══ Data extract

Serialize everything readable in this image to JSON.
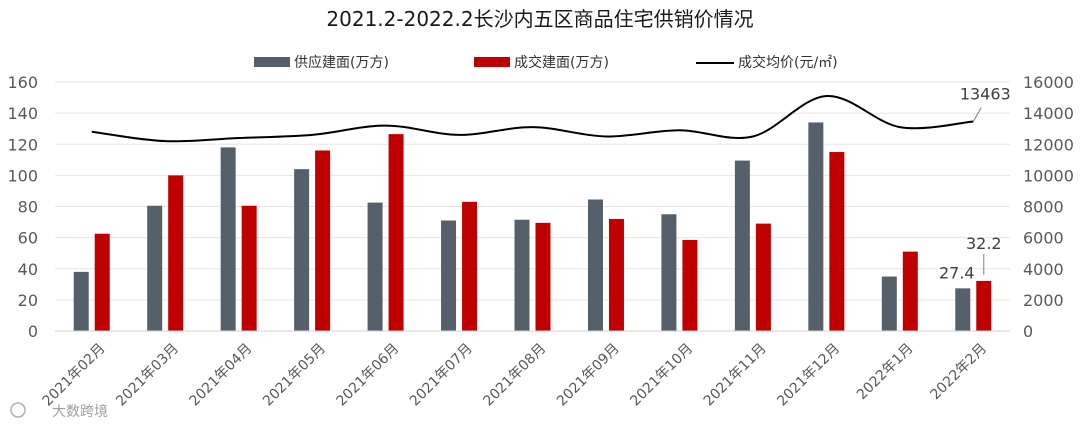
{
  "chart_data": {
    "type": "bar",
    "title": "2021.2-2022.2长沙内五区商品住宅供销价情况",
    "categories": [
      "2021年02月",
      "2021年03月",
      "2021年04月",
      "2021年05月",
      "2021年06月",
      "2021年07月",
      "2021年08月",
      "2021年09月",
      "2021年10月",
      "2021年11月",
      "2021年12月",
      "2022年1月",
      "2022年2月"
    ],
    "series": [
      {
        "name": "供应建面(万方)",
        "axis": "left",
        "color": "#56606b",
        "values": [
          38,
          80.5,
          118,
          104,
          82.5,
          71,
          71.5,
          84.5,
          75,
          109.5,
          134,
          35,
          27.4
        ]
      },
      {
        "name": "成交建面(万方)",
        "axis": "left",
        "color": "#c00000",
        "values": [
          62.5,
          100,
          80.5,
          116,
          126.5,
          83,
          69.5,
          72,
          58.5,
          69,
          115,
          51,
          32.2
        ]
      },
      {
        "name": "成交均价(元/㎡)",
        "axis": "right",
        "type": "line",
        "color": "#000000",
        "values": [
          12800,
          12200,
          12400,
          12600,
          13200,
          12600,
          13100,
          12500,
          12900,
          12500,
          15100,
          13100,
          13463
        ]
      }
    ],
    "ylim_left": [
      0,
      160
    ],
    "yticks_left": [
      0,
      20,
      40,
      60,
      80,
      100,
      120,
      140,
      160
    ],
    "ylim_right": [
      0,
      16000
    ],
    "yticks_right": [
      0,
      2000,
      4000,
      6000,
      8000,
      10000,
      12000,
      14000,
      16000
    ],
    "annotations": [
      "27.4",
      "32.2",
      "13463"
    ],
    "legend_position": "top-center"
  },
  "watermark": {
    "icon": "weibo-icon",
    "text": "大数跨境"
  }
}
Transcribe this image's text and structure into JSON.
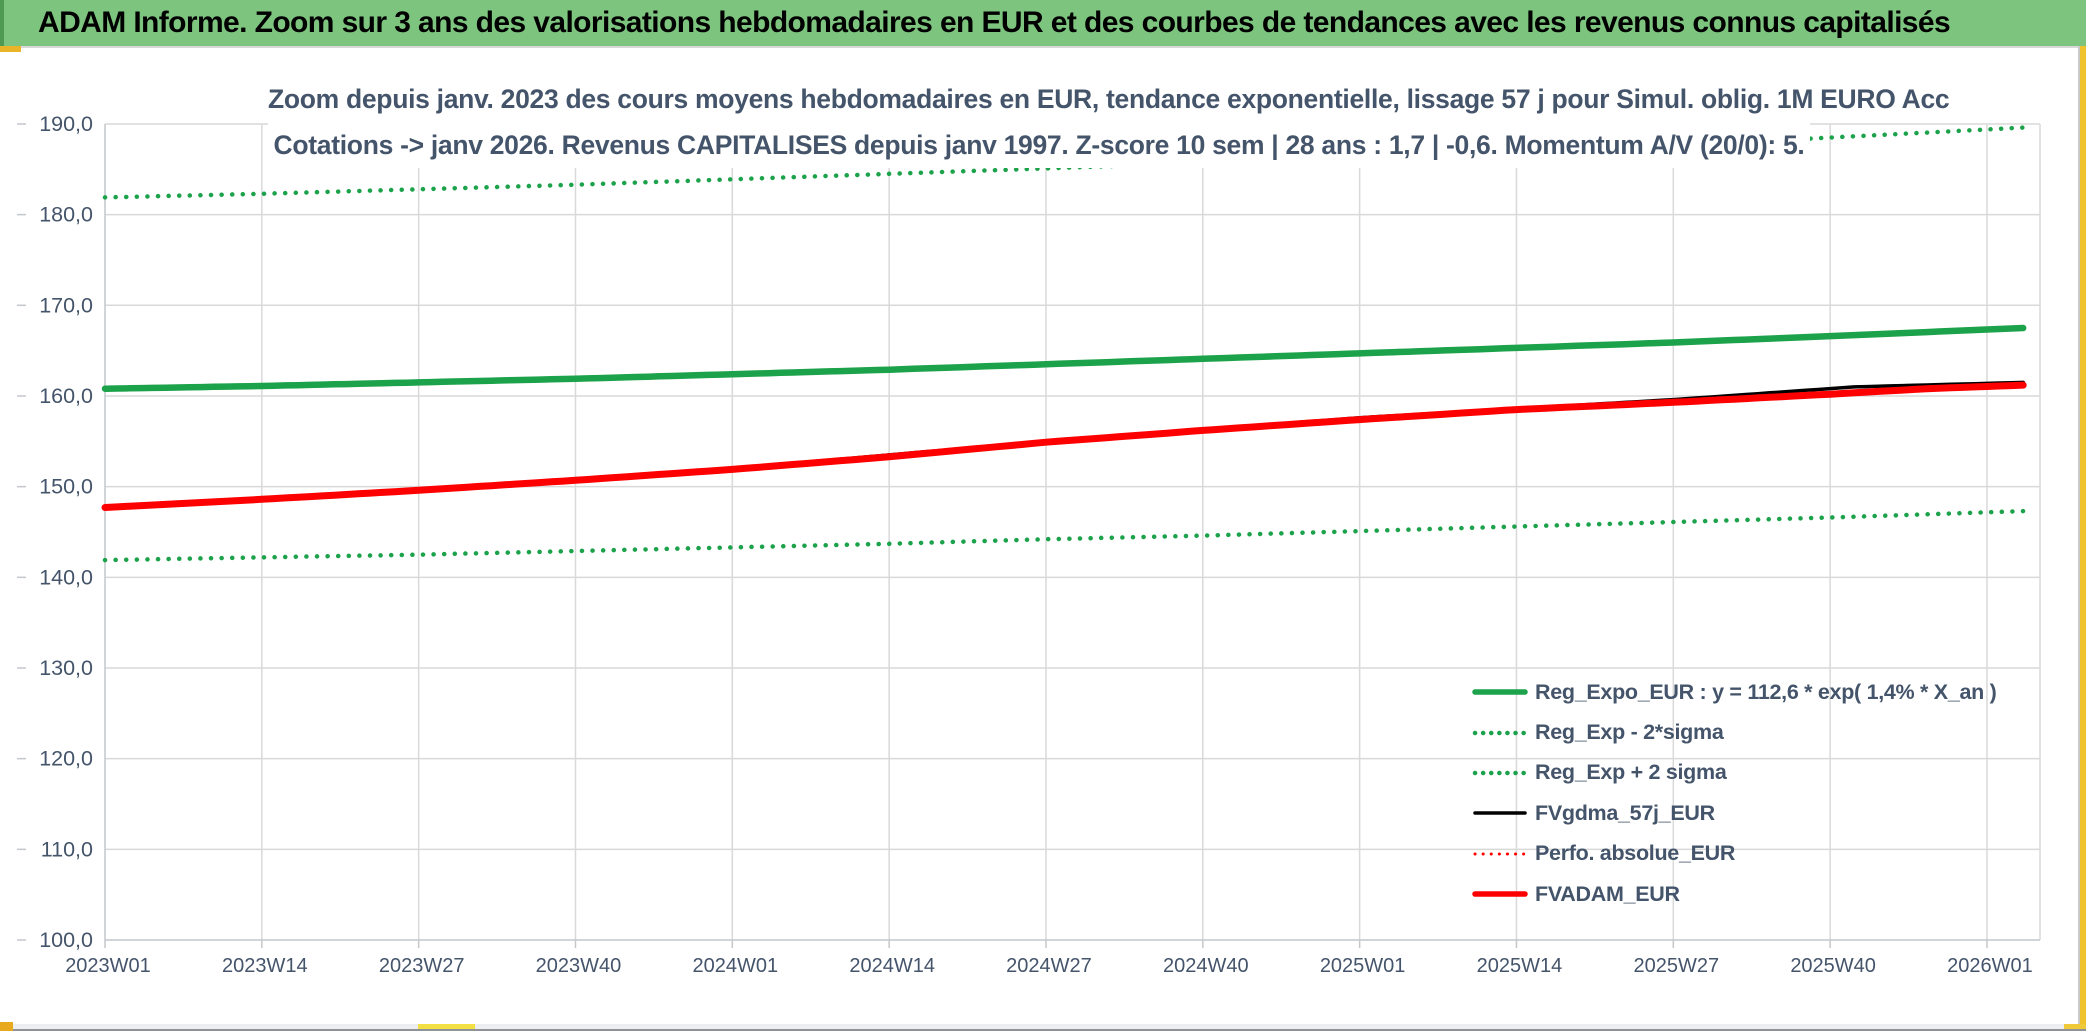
{
  "header": {
    "title": "ADAM Informe. Zoom sur 3 ans des valorisations hebdomadaires en EUR et des courbes de tendances avec les revenus connus capitalisés"
  },
  "chart_data": {
    "type": "line",
    "title_line1": "Zoom depuis janv. 2023 des cours moyens hebdomadaires en EUR, tendance exponentielle, lissage 57 j pour Simul. oblig. 1M EURO Acc",
    "title_line2": "Cotations -> janv 2026. Revenus CAPITALISES depuis janv 1997. Z-score 10 sem | 28 ans : 1,7 | -0,6. Momentum A/V (20/0): 5.",
    "ylim": [
      100,
      190
    ],
    "ytick_step": 10,
    "ytick_labels": [
      "100,0",
      "110,0",
      "120,0",
      "130,0",
      "140,0",
      "150,0",
      "160,0",
      "170,0",
      "180,0",
      "190,0"
    ],
    "xtick_labels": [
      "2023W01",
      "2023W14",
      "2023W27",
      "2023W40",
      "2024W01",
      "2024W14",
      "2024W27",
      "2024W40",
      "2025W01",
      "2025W14",
      "2025W27",
      "2025W40",
      "2026W01"
    ],
    "weeks_per_tick": 13,
    "x_week_range": [
      0,
      159
    ],
    "grid": true,
    "legend_position": "bottom-right",
    "series": [
      {
        "name": "Reg_Expo_EUR : y = 112,6 * exp( 1,4% *  X_an )",
        "color": "#1ca24a",
        "style": "solid",
        "width": 6.5,
        "z": 3,
        "points": [
          [
            0,
            160.8
          ],
          [
            13,
            161.1
          ],
          [
            26,
            161.5
          ],
          [
            39,
            161.9
          ],
          [
            52,
            162.4
          ],
          [
            65,
            162.9
          ],
          [
            78,
            163.5
          ],
          [
            91,
            164.1
          ],
          [
            104,
            164.7
          ],
          [
            117,
            165.3
          ],
          [
            130,
            165.9
          ],
          [
            143,
            166.6
          ],
          [
            159,
            167.5
          ]
        ]
      },
      {
        "name": "Reg_Exp - 2*sigma",
        "color": "#1ca24a",
        "style": "dotted",
        "width": 4.5,
        "z": 1,
        "points": [
          [
            0,
            141.9
          ],
          [
            13,
            142.2
          ],
          [
            26,
            142.5
          ],
          [
            39,
            142.9
          ],
          [
            52,
            143.3
          ],
          [
            65,
            143.7
          ],
          [
            78,
            144.2
          ],
          [
            91,
            144.6
          ],
          [
            104,
            145.1
          ],
          [
            117,
            145.6
          ],
          [
            130,
            146.1
          ],
          [
            143,
            146.6
          ],
          [
            159,
            147.3
          ]
        ]
      },
      {
        "name": "Reg_Exp + 2 sigma",
        "color": "#1ca24a",
        "style": "dotted",
        "width": 4.5,
        "z": 2,
        "points": [
          [
            0,
            181.9
          ],
          [
            13,
            182.3
          ],
          [
            26,
            182.8
          ],
          [
            39,
            183.3
          ],
          [
            52,
            183.9
          ],
          [
            65,
            184.5
          ],
          [
            78,
            185.1
          ],
          [
            91,
            185.7
          ],
          [
            104,
            186.3
          ],
          [
            117,
            186.9
          ],
          [
            130,
            187.6
          ],
          [
            143,
            188.5
          ],
          [
            159,
            189.6
          ]
        ]
      },
      {
        "name": "FVgdma_57j_EUR",
        "color": "#000000",
        "style": "solid",
        "width": 3.5,
        "z": 5,
        "points": [
          [
            0,
            147.8
          ],
          [
            26,
            149.7
          ],
          [
            52,
            152.0
          ],
          [
            78,
            155.0
          ],
          [
            104,
            157.6
          ],
          [
            130,
            159.6
          ],
          [
            145,
            161.0
          ],
          [
            159,
            161.5
          ]
        ]
      },
      {
        "name": "Perfo. absolue_EUR",
        "color": "#ff0000",
        "style": "dotted",
        "width": 3,
        "z": 4,
        "points": [
          [
            0,
            147.7
          ],
          [
            26,
            149.6
          ],
          [
            52,
            151.9
          ],
          [
            78,
            154.9
          ],
          [
            104,
            157.4
          ],
          [
            130,
            159.3
          ],
          [
            145,
            160.5
          ],
          [
            159,
            161.2
          ]
        ]
      },
      {
        "name": "FVADAM_EUR",
        "color": "#ff0000",
        "style": "solid",
        "width": 7,
        "z": 6,
        "points": [
          [
            0,
            147.7
          ],
          [
            13,
            148.6
          ],
          [
            26,
            149.6
          ],
          [
            39,
            150.7
          ],
          [
            52,
            151.9
          ],
          [
            65,
            153.3
          ],
          [
            78,
            154.9
          ],
          [
            91,
            156.2
          ],
          [
            104,
            157.4
          ],
          [
            117,
            158.5
          ],
          [
            130,
            159.3
          ],
          [
            143,
            160.2
          ],
          [
            151,
            160.8
          ],
          [
            159,
            161.2
          ]
        ]
      }
    ]
  },
  "colors": {
    "header_bg": "#7dc57f",
    "title_text": "#44546a",
    "axis_text": "#44546a",
    "gridline": "#d9d9d9",
    "axis_line": "#c4c7cc",
    "accent_gold": "#e9b427",
    "accent_yellow": "#f2df44"
  }
}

════

Exercise — Provide the number of lines in these entries that hold the word "width", without any accompanying text.

Exercise response — 6